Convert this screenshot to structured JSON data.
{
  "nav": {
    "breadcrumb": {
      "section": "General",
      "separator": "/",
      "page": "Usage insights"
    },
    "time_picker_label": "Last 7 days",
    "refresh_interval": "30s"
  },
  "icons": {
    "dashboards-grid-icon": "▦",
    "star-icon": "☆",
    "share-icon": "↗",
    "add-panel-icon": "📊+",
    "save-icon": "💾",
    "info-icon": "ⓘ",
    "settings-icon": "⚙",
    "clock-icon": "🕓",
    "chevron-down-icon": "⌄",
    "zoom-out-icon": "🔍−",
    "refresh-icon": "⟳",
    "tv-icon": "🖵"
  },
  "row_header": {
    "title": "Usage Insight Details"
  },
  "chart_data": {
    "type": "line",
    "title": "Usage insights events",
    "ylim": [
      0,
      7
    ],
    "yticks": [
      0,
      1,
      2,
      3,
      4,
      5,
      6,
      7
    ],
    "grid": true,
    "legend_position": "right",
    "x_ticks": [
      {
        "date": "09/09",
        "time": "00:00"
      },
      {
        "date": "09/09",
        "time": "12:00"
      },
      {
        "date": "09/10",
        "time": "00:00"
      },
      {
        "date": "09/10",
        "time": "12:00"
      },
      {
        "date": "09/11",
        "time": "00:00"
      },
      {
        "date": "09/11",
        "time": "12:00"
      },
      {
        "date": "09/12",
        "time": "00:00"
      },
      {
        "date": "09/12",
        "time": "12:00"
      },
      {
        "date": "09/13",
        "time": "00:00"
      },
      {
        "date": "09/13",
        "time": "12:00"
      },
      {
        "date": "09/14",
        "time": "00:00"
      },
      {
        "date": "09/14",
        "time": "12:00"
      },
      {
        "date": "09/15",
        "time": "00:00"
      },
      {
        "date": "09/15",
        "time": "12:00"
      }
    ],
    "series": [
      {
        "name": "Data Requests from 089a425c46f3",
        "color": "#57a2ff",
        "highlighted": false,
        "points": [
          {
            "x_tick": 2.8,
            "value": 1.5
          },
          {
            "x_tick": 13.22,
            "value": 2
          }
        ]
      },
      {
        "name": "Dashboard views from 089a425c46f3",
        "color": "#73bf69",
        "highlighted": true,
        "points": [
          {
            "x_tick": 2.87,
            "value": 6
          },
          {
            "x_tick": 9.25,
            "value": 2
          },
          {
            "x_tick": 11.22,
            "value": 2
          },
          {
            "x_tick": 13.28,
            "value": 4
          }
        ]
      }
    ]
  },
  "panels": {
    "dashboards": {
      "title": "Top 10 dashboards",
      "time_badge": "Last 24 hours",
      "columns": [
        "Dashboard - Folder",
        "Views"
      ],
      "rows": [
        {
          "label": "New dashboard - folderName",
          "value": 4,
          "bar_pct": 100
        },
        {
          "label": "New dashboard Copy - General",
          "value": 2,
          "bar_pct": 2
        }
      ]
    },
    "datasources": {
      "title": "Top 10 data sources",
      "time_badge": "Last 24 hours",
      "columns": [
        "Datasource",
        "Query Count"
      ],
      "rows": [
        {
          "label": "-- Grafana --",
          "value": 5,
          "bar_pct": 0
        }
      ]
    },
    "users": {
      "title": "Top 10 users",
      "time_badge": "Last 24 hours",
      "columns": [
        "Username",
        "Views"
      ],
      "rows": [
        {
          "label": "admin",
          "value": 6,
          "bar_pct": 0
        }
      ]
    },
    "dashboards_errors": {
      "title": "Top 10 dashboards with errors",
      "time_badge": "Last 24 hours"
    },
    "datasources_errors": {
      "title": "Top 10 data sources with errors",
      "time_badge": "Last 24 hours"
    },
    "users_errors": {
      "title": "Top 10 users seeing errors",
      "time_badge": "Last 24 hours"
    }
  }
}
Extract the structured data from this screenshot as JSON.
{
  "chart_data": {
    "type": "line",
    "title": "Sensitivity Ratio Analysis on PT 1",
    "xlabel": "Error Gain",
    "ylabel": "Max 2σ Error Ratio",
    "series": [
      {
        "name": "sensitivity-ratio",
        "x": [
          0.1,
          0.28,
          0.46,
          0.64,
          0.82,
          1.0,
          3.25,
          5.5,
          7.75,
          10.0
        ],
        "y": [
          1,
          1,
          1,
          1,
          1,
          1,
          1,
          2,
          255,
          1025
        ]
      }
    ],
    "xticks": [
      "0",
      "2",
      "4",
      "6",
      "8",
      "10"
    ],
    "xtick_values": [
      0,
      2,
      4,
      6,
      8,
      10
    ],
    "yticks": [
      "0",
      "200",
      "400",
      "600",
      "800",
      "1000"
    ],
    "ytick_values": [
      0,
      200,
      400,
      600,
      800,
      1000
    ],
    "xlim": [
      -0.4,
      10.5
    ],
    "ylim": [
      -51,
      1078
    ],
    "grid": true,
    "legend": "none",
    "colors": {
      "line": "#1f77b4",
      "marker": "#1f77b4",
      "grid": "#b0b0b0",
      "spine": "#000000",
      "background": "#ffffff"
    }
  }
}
============
> [Job]:
Type out all of the material again, word for word.

> [Result of this task]:
Convert this screenshot to structured JSON data.
{
  "nav": {
    "breadcrumb": {
      "section": "General",
      "separator": "/",
      "page": "Usage insights"
    },
    "time_picker_label": "Last 7 days",
    "refresh_interval": "30s"
  },
  "icons": {
    "dashboards-grid-icon": "▦",
    "star-icon": "☆",
    "share-icon": "↗",
    "add-panel-icon": "📊+",
    "save-icon": "💾",
    "info-icon": "ⓘ",
    "settings-icon": "⚙",
    "clock-icon": "🕓",
    "chevron-down-icon": "⌄",
    "zoom-out-icon": "🔍−",
    "refresh-icon": "⟳",
    "tv-icon": "🖵"
  },
  "row_header": {
    "title": "Usage Insight Details"
  },
  "chart_data": {
    "type": "line",
    "title": "Usage insights events",
    "ylim": [
      0,
      7
    ],
    "yticks": [
      0,
      1,
      2,
      3,
      4,
      5,
      6,
      7
    ],
    "grid": true,
    "legend_position": "right",
    "x_ticks": [
      {
        "date": "09/09",
        "time": "00:00"
      },
      {
        "date": "09/09",
        "time": "12:00"
      },
      {
        "date": "09/10",
        "time": "00:00"
      },
      {
        "date": "09/10",
        "time": "12:00"
      },
      {
        "date": "09/11",
        "time": "00:00"
      },
      {
        "date": "09/11",
        "time": "12:00"
      },
      {
        "date": "09/12",
        "time": "00:00"
      },
      {
        "date": "09/12",
        "time": "12:00"
      },
      {
        "date": "09/13",
        "time": "00:00"
      },
      {
        "date": "09/13",
        "time": "12:00"
      },
      {
        "date": "09/14",
        "time": "00:00"
      },
      {
        "date": "09/14",
        "time": "12:00"
      },
      {
        "date": "09/15",
        "time": "00:00"
      },
      {
        "date": "09/15",
        "time": "12:00"
      }
    ],
    "series": [
      {
        "name": "Data Requests from 089a425c46f3",
        "color": "#57a2ff",
        "highlighted": false,
        "points": [
          {
            "x_tick": 2.8,
            "value": 1.5
          },
          {
            "x_tick": 13.22,
            "value": 2
          }
        ]
      },
      {
        "name": "Dashboard views from 089a425c46f3",
        "color": "#73bf69",
        "highlighted": true,
        "points": [
          {
            "x_tick": 2.87,
            "value": 6
          },
          {
            "x_tick": 9.25,
            "value": 2
          },
          {
            "x_tick": 11.22,
            "value": 2
          },
          {
            "x_tick": 13.28,
            "value": 4
          }
        ]
      }
    ]
  },
  "panels": {
    "dashboards": {
      "title": "Top 10 dashboards",
      "time_badge": "Last 24 hours",
      "columns": [
        "Dashboard - Folder",
        "Views"
      ],
      "rows": [
        {
          "label": "New dashboard - folderName",
          "value": 4,
          "bar_pct": 100
        },
        {
          "label": "New dashboard Copy - General",
          "value": 2,
          "bar_pct": 2
        }
      ]
    },
    "datasources": {
      "title": "Top 10 data sources",
      "time_badge": "Last 24 hours",
      "columns": [
        "Datasource",
        "Query Count"
      ],
      "rows": [
        {
          "label": "-- Grafana --",
          "value": 5,
          "bar_pct": 0
        }
      ]
    },
    "users": {
      "title": "Top 10 users",
      "time_badge": "Last 24 hours",
      "columns": [
        "Username",
        "Views"
      ],
      "rows": [
        {
          "label": "admin",
          "value": 6,
          "bar_pct": 0
        }
      ]
    },
    "dashboards_errors": {
      "title": "Top 10 dashboards with errors",
      "time_badge": "Last 24 hours"
    },
    "datasources_errors": {
      "title": "Top 10 data sources with errors",
      "time_badge": "Last 24 hours"
    },
    "users_errors": {
      "title": "Top 10 users seeing errors",
      "time_badge": "Last 24 hours"
    }
  }
}
Extract the structured data from this screenshot as JSON.
{
  "chart_data": {
    "type": "line",
    "title": "Sensitivity Ratio Analysis on PT 1",
    "xlabel": "Error Gain",
    "ylabel": "Max 2σ Error Ratio",
    "series": [
      {
        "name": "sensitivity-ratio",
        "x": [
          0.1,
          0.28,
          0.46,
          0.64,
          0.82,
          1.0,
          3.25,
          5.5,
          7.75,
          10.0
        ],
        "y": [
          1,
          1,
          1,
          1,
          1,
          1,
          1,
          2,
          255,
          1025
        ]
      }
    ],
    "xticks": [
      "0",
      "2",
      "4",
      "6",
      "8",
      "10"
    ],
    "xtick_values": [
      0,
      2,
      4,
      6,
      8,
      10
    ],
    "yticks": [
      "0",
      "200",
      "400",
      "600",
      "800",
      "1000"
    ],
    "ytick_values": [
      0,
      200,
      400,
      600,
      800,
      1000
    ],
    "xlim": [
      -0.4,
      10.5
    ],
    "ylim": [
      -51,
      1078
    ],
    "grid": true,
    "legend": "none",
    "colors": {
      "line": "#1f77b4",
      "marker": "#1f77b4",
      "grid": "#b0b0b0",
      "spine": "#000000",
      "background": "#ffffff"
    }
  }
}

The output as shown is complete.